Your task is to copy every line of the records below that contains "Time".

>> Begin Information given

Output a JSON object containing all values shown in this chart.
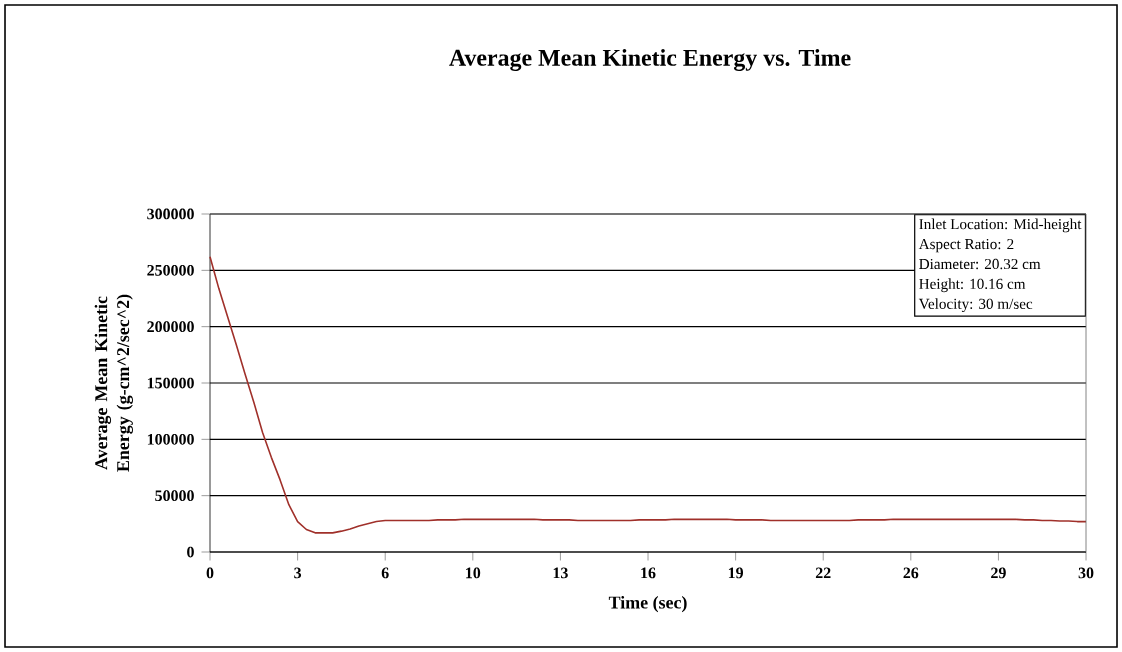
{
  "chart_data": {
    "type": "line",
    "title": "Average Mean Kinetic Energy vs. Time",
    "xlabel": "Time (sec)",
    "ylabel": "Average Mean Kinetic Energy (g-cm^2/sec^2)",
    "categories": [
      "0",
      null,
      null,
      null,
      null,
      null,
      null,
      null,
      null,
      null,
      "3",
      null,
      null,
      null,
      null,
      null,
      null,
      null,
      null,
      null,
      "6",
      null,
      null,
      null,
      null,
      null,
      null,
      null,
      null,
      null,
      "10",
      null,
      null,
      null,
      null,
      null,
      null,
      null,
      null,
      null,
      "13",
      null,
      null,
      null,
      null,
      null,
      null,
      null,
      null,
      null,
      "16",
      null,
      null,
      null,
      null,
      null,
      null,
      null,
      null,
      null,
      "19",
      null,
      null,
      null,
      null,
      null,
      null,
      null,
      null,
      null,
      "22",
      null,
      null,
      null,
      null,
      null,
      null,
      null,
      null,
      null,
      "26",
      null,
      null,
      null,
      null,
      null,
      null,
      null,
      null,
      null,
      "29",
      null,
      null,
      null,
      null,
      null,
      null,
      null,
      null,
      null,
      "30"
    ],
    "values": [
      262000,
      234000,
      209000,
      184000,
      158000,
      133000,
      106000,
      84000,
      64000,
      42000,
      27000,
      20000,
      17000,
      17000,
      17000,
      18500,
      20500,
      23000,
      25000,
      27000,
      28000,
      28000,
      28000,
      28000,
      28000,
      28000,
      28500,
      28500,
      28500,
      29000,
      29000,
      29000,
      29000,
      29000,
      29000,
      29000,
      29000,
      29000,
      28500,
      28500,
      28500,
      28500,
      28000,
      28000,
      28000,
      28000,
      28000,
      28000,
      28000,
      28500,
      28500,
      28500,
      28500,
      29000,
      29000,
      29000,
      29000,
      29000,
      29000,
      29000,
      28500,
      28500,
      28500,
      28500,
      28000,
      28000,
      28000,
      28000,
      28000,
      28000,
      28000,
      28000,
      28000,
      28000,
      28500,
      28500,
      28500,
      28500,
      29000,
      29000,
      29000,
      29000,
      29000,
      29000,
      29000,
      29000,
      29000,
      29000,
      29000,
      29000,
      29000,
      29000,
      29000,
      28500,
      28500,
      28000,
      28000,
      27500,
      27500,
      27000,
      27000
    ],
    "color": "#a0302a",
    "marker": "none",
    "line_style": "solid",
    "ylim": [
      0,
      300000
    ],
    "yticks": [
      0,
      50000,
      100000,
      150000,
      200000,
      250000,
      300000
    ],
    "grid": "y",
    "annotations": [
      "Inlet Location: Mid-height",
      "Aspect Ratio: 2",
      "Diameter: 20.32 cm",
      "Height: 10.16 cm",
      "Velocity: 30 m/sec"
    ]
  }
}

>> End Information given

- Task answer
    "title": "Average Mean Kinetic Energy vs. Time",
    "xlabel": "Time (sec)",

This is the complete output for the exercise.